**INSTRUCTIONS FOR THE TASK:** Pull out every line containing the string "your".

**Stored data:**
Start

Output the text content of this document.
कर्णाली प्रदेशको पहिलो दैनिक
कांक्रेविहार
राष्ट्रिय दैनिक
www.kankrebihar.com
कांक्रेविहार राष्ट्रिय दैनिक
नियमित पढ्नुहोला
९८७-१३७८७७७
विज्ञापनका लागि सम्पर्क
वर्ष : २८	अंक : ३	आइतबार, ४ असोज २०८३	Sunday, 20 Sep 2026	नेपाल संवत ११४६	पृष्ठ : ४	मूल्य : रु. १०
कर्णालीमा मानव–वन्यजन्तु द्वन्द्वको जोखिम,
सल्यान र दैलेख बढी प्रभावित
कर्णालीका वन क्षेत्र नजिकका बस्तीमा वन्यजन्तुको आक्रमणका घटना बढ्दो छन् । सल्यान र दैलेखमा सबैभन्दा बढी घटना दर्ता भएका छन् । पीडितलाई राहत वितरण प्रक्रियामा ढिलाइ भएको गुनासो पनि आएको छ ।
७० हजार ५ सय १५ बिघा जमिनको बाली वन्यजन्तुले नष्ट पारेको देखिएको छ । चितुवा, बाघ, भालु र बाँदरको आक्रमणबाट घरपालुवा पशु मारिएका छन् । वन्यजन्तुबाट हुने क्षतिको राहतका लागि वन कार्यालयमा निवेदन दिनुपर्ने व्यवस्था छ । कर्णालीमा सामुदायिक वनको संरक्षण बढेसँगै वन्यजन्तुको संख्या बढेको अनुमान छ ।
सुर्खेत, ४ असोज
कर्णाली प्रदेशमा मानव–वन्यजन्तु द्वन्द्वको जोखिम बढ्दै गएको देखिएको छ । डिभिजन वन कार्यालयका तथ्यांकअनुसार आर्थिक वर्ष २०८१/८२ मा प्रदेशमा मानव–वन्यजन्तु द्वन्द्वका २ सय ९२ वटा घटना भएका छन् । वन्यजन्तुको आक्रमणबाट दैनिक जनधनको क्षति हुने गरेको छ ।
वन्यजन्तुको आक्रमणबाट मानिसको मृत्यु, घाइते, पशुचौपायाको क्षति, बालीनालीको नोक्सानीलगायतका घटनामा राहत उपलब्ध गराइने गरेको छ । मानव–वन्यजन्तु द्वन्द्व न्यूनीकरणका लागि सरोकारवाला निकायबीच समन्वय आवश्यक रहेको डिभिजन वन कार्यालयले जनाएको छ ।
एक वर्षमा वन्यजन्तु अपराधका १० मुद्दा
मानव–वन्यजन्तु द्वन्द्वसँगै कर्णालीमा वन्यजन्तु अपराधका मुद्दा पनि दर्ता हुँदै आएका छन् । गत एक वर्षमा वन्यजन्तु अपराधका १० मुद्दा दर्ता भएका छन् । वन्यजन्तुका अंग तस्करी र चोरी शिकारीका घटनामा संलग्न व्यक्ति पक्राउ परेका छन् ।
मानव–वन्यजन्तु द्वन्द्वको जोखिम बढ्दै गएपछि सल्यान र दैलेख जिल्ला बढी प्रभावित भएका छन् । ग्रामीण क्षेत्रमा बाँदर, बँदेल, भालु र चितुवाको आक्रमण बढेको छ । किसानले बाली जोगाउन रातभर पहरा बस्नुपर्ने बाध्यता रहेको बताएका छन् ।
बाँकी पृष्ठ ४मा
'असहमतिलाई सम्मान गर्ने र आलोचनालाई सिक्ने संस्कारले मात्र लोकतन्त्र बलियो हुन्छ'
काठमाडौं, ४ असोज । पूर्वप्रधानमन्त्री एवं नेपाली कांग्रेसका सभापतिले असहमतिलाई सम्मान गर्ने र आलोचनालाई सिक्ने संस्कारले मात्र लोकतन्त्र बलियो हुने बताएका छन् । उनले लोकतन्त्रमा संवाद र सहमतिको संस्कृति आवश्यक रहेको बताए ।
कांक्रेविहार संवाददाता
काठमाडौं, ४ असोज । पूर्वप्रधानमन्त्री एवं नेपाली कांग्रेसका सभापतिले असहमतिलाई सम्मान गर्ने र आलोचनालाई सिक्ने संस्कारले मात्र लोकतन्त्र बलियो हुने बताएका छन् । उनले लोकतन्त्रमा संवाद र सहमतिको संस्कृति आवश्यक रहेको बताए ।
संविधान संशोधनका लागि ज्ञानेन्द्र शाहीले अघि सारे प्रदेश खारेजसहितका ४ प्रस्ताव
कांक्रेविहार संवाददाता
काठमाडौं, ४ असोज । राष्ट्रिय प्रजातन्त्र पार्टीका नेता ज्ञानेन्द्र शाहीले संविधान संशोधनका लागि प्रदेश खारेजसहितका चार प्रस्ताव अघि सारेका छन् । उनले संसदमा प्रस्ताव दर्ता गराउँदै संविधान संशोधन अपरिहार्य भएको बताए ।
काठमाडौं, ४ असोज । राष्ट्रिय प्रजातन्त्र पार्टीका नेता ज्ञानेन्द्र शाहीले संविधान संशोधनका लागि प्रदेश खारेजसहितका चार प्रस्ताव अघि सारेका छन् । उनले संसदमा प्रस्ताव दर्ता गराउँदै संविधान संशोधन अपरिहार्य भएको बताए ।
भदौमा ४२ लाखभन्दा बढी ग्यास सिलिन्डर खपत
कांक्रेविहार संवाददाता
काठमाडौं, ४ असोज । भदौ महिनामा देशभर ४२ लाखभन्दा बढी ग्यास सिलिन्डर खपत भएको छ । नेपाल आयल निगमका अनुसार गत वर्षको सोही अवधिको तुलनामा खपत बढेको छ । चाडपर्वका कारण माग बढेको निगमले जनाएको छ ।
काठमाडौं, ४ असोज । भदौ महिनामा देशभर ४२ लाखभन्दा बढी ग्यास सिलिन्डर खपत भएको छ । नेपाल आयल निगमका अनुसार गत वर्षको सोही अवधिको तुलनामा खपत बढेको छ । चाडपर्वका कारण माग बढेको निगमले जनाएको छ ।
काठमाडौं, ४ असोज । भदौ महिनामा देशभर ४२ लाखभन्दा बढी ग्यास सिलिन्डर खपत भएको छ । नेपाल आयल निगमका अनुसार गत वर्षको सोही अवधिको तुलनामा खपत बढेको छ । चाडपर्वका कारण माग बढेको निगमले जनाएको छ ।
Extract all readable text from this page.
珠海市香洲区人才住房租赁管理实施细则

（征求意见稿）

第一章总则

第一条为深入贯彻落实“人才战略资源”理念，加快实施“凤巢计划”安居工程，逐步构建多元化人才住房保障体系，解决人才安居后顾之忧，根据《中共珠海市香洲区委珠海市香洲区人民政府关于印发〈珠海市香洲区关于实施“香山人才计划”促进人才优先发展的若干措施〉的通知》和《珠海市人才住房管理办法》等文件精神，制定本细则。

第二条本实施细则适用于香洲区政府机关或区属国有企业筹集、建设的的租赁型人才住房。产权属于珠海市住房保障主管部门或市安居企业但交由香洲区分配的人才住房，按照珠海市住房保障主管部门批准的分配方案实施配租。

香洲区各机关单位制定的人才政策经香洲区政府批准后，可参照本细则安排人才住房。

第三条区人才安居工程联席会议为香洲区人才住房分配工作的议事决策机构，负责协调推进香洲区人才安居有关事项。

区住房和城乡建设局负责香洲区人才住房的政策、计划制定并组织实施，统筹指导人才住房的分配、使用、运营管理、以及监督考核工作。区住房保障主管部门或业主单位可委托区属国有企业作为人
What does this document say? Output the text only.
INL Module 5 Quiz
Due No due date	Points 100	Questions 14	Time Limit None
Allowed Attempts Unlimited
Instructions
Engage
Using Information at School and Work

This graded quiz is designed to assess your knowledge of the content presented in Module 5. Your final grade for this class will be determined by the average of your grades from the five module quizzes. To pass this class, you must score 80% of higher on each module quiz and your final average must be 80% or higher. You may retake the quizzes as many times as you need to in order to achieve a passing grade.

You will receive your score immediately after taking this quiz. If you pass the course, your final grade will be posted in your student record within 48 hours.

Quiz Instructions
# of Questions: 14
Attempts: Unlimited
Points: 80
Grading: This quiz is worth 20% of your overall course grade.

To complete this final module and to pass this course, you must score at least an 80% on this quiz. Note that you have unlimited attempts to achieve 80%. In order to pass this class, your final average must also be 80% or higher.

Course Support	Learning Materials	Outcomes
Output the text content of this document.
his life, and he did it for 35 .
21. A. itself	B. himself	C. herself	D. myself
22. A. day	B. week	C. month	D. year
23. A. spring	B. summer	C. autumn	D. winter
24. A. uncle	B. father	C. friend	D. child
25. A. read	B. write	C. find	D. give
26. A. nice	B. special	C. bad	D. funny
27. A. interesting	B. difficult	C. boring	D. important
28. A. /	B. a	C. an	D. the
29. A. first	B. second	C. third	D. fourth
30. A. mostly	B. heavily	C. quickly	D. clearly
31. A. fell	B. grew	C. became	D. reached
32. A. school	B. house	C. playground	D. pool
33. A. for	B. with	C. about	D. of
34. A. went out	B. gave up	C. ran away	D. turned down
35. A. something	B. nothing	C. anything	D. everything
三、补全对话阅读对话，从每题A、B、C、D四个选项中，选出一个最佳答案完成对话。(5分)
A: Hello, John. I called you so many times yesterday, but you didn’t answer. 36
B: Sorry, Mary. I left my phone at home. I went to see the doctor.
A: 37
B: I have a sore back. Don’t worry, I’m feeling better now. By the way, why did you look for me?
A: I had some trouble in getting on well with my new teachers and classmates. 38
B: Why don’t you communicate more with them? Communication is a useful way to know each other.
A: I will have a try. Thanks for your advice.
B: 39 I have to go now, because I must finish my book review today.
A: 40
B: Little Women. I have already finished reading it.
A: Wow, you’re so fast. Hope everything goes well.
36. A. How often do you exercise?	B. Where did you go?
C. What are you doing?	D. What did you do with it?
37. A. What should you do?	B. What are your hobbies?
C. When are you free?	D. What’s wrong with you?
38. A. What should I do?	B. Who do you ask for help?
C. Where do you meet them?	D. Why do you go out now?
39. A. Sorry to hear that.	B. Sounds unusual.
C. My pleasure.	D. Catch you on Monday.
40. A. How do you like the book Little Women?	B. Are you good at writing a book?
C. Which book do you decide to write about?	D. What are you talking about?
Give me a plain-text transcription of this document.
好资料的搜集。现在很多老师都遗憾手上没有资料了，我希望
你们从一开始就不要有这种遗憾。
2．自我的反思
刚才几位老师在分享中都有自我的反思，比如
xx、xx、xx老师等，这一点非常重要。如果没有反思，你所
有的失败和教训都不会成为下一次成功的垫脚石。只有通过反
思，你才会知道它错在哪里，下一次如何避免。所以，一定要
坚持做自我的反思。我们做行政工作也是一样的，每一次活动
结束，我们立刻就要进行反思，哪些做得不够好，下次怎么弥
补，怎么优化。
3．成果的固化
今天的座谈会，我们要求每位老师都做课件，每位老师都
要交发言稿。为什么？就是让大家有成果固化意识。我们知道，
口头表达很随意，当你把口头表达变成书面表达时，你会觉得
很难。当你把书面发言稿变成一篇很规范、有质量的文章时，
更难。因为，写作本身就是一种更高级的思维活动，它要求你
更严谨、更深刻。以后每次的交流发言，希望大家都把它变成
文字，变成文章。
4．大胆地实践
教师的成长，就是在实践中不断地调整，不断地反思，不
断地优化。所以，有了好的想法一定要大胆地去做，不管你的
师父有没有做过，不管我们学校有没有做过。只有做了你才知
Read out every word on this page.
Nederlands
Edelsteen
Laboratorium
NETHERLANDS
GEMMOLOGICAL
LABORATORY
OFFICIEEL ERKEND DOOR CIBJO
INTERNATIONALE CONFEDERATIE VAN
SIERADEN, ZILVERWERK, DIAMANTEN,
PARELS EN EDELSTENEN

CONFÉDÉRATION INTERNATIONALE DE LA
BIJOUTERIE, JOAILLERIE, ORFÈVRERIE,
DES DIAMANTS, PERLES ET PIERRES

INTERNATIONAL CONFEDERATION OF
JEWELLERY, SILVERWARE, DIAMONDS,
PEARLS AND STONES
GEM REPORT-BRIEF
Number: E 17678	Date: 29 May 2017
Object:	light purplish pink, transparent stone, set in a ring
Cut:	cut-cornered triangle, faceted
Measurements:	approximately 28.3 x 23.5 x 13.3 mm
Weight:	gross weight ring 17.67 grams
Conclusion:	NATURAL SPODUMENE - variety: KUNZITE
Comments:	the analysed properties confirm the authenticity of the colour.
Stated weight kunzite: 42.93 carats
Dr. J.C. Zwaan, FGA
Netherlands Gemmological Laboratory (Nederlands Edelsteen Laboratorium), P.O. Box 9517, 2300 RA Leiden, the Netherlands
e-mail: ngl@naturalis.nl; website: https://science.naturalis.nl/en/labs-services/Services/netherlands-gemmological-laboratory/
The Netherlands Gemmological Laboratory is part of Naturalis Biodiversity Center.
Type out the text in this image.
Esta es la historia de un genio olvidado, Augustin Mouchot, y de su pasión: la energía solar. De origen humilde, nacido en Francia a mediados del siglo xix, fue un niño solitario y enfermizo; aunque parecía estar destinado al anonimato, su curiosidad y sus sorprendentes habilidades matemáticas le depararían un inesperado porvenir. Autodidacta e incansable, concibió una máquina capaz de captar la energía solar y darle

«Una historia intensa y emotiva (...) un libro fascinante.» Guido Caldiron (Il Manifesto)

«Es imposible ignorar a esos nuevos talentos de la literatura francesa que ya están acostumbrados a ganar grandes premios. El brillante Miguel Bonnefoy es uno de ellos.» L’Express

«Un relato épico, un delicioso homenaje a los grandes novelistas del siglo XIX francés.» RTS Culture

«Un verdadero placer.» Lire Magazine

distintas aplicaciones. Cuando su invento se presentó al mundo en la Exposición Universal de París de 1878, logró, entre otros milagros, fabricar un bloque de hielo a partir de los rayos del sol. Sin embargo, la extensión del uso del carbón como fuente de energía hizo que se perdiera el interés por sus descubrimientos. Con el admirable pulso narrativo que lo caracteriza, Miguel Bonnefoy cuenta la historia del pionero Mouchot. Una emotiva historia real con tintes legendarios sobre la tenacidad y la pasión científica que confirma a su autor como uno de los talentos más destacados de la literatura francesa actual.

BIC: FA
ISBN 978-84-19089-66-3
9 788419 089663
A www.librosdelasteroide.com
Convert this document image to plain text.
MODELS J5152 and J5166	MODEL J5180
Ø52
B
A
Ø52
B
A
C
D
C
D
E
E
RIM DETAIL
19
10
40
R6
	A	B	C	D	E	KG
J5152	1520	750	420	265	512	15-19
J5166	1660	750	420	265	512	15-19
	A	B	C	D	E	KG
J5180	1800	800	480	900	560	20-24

End

**TASK ANSWER:**
This graded quiz is designed to assess your knowledge of the content presented in Module 5. Your final grade for this class will be determined by the average of your grades from the five module quizzes. To pass this class, you must score 80% of higher on each module quiz and your final average must be 80% or higher. You may retake the quizzes as many times as you need to in order to achieve a passing grade.
You will receive your score immediately after taking this quiz. If you pass the course, your final grade will be posted in your student record within 48 hours.
Grading: This quiz is worth 20% of your overall course grade.
To complete this final module and to pass this course, you must score at least an 80% on this quiz. Note that you have unlimited attempts to achieve 80%. In order to pass this class, your final average must also be 80% or higher.
A: I will have a try. Thanks for your advice.
37. A. What should you do?	B. What are your hobbies?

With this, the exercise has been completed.